What you need to do -
Write the records below out again exactly as given, with no images.

Task input -
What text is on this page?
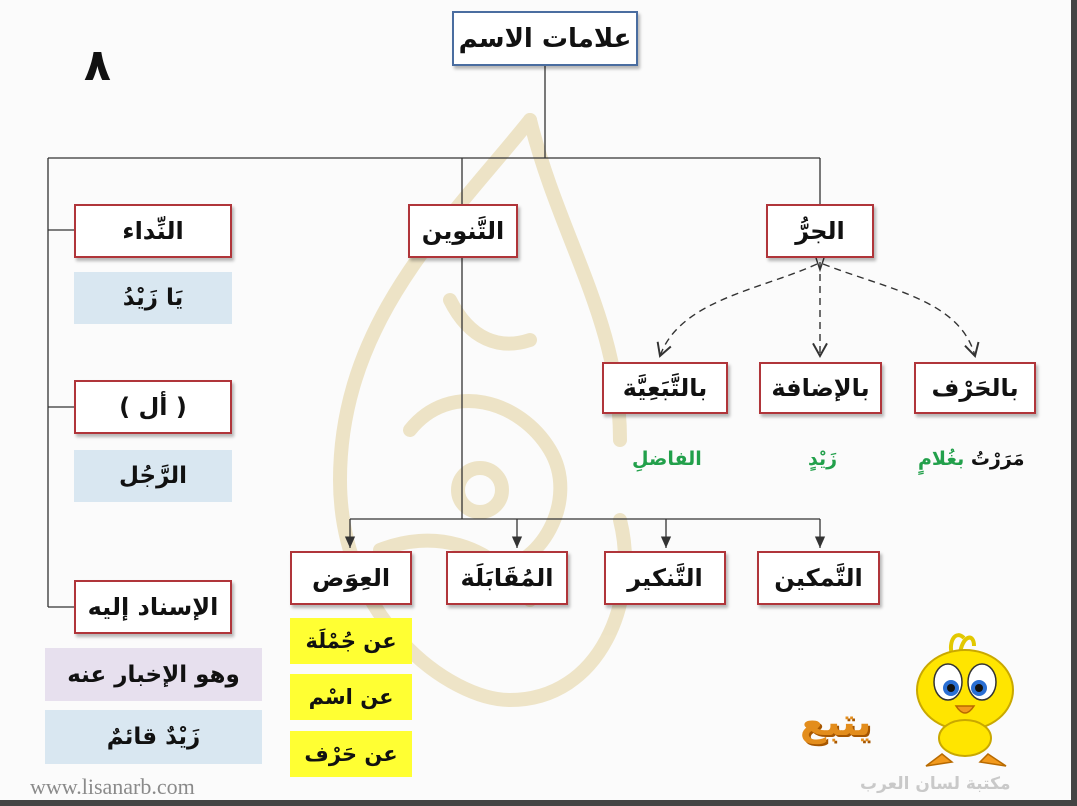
٨
علامات الاسم
الجرُّ
بالحَرْف
بالإضافة
بالتَّبَعِيَّة
مَرَرْتُ بغُلامٍ
زَيْدٍ
الفاضلِ
التَّنوين
التَّمكين
التَّنكير
المُقَابَلَة
العِوَض
عن جُمْلَة
عن اسْم
عن حَرْف
النِّداء
يَا زَيْدُ
( أل )
الرَّجُل
الإسناد إليه
وهو الإخبار عنه
زَيْدٌ قائمٌ
www.lisanarb.com
يتبع
مكتبة لسان العرب
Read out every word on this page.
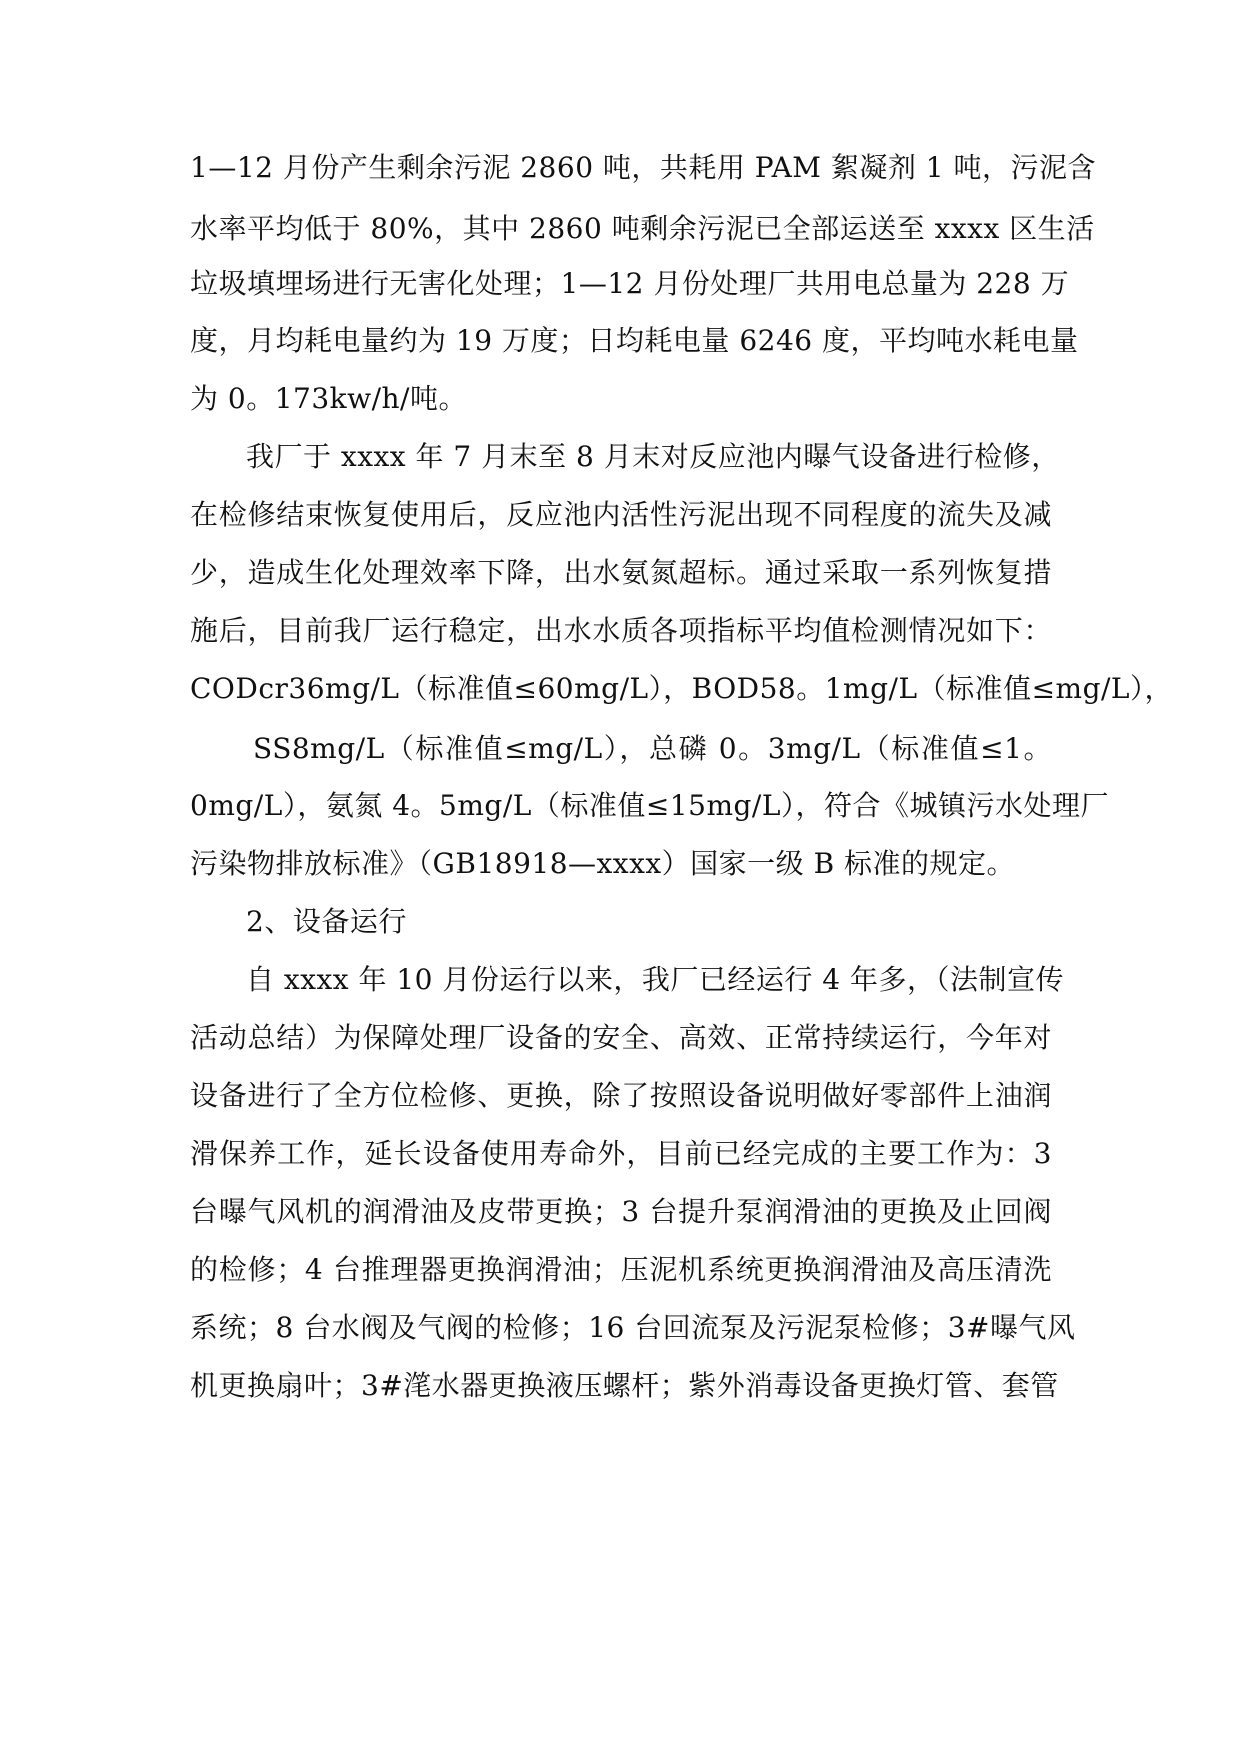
1—12 月份产生剩余污泥 2860 吨，共耗用 PAM 絮凝剂 1 吨，污泥含
水率平均低于 80%，其中 2860 吨剩余污泥已全部运送至 xxxx 区生活
垃圾填埋场进行无害化处理；1—12 月份处理厂共用电总量为 228 万
度，月均耗电量约为 19 万度；日均耗电量 6246 度，平均吨水耗电量
为 0。173kw/h/吨。
我厂于 xxxx 年 7 月末至 8 月末对反应池内曝气设备进行检修，
在检修结束恢复使用后，反应池内活性污泥出现不同程度的流失及减
少，造成生化处理效率下降，出水氨氮超标。通过采取一系列恢复措
施后，目前我厂运行稳定，出水水质各项指标平均值检测情况如下：
CODcr36mg/L（标准值≤60mg/L），BOD58。1mg/L（标准值≤mg/L），
SS8mg/L（标准值≤mg/L），总磷 0。3mg/L（标准值≤1。
0mg/L），氨氮 4。5mg/L（标准值≤15mg/L），符合《城镇污水处理厂
污染物排放标准》（GB18918—xxxx）国家一级 B 标准的规定。
2、设备运行
自 xxxx 年 10 月份运行以来，我厂已经运行 4 年多，（法制宣传
活动总结）为保障处理厂设备的安全、高效、正常持续运行，今年对
设备进行了全方位检修、更换，除了按照设备说明做好零部件上油润
滑保养工作，延长设备使用寿命外，目前已经完成的主要工作为：3
台曝气风机的润滑油及皮带更换；3 台提升泵润滑油的更换及止回阀
的检修；4 台推理器更换润滑油；压泥机系统更换润滑油及高压清洗
系统；8 台水阀及气阀的检修；16 台回流泵及污泥泵检修；3#曝气风
机更换扇叶；3#滗水器更换液压螺杆；紫外消毒设备更换灯管、套管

Written response -
What text is on this page?
٨
علامات الاسم
الجرُّ
بالحَرْف
بالإضافة
بالتَّبَعِيَّة
مَرَرْتُ بغُلامٍ
زَيْدٍ
الفاضلِ
التَّنوين
التَّمكين
التَّنكير
المُقَابَلَة
العِوَض
عن جُمْلَة
عن اسْم
عن حَرْف
النِّداء
يَا زَيْدُ
( أل )
الرَّجُل
الإسناد إليه
وهو الإخبار عنه
زَيْدٌ قائمٌ
www.lisanarb.com
يتبع
مكتبة لسان العرب
Read out every word on this page.
1—12 月份产生剩余污泥 2860 吨，共耗用 PAM 絮凝剂 1 吨，污泥含
水率平均低于 80%，其中 2860 吨剩余污泥已全部运送至 xxxx 区生活
垃圾填埋场进行无害化处理；1—12 月份处理厂共用电总量为 228 万
度，月均耗电量约为 19 万度；日均耗电量 6246 度，平均吨水耗电量
为 0。173kw/h/吨。
我厂于 xxxx 年 7 月末至 8 月末对反应池内曝气设备进行检修，
在检修结束恢复使用后，反应池内活性污泥出现不同程度的流失及减
少，造成生化处理效率下降，出水氨氮超标。通过采取一系列恢复措
施后，目前我厂运行稳定，出水水质各项指标平均值检测情况如下：
CODcr36mg/L（标准值≤60mg/L），BOD58。1mg/L（标准值≤mg/L），
SS8mg/L（标准值≤mg/L），总磷 0。3mg/L（标准值≤1。
0mg/L），氨氮 4。5mg/L（标准值≤15mg/L），符合《城镇污水处理厂
污染物排放标准》（GB18918—xxxx）国家一级 B 标准的规定。
2、设备运行
自 xxxx 年 10 月份运行以来，我厂已经运行 4 年多，（法制宣传
活动总结）为保障处理厂设备的安全、高效、正常持续运行，今年对
设备进行了全方位检修、更换，除了按照设备说明做好零部件上油润
滑保养工作，延长设备使用寿命外，目前已经完成的主要工作为：3
台曝气风机的润滑油及皮带更换；3 台提升泵润滑油的更换及止回阀
的检修；4 台推理器更换润滑油；压泥机系统更换润滑油及高压清洗
系统；8 台水阀及气阀的检修；16 台回流泵及污泥泵检修；3#曝气风
机更换扇叶；3#滗水器更换液压螺杆；紫外消毒设备更换灯管、套管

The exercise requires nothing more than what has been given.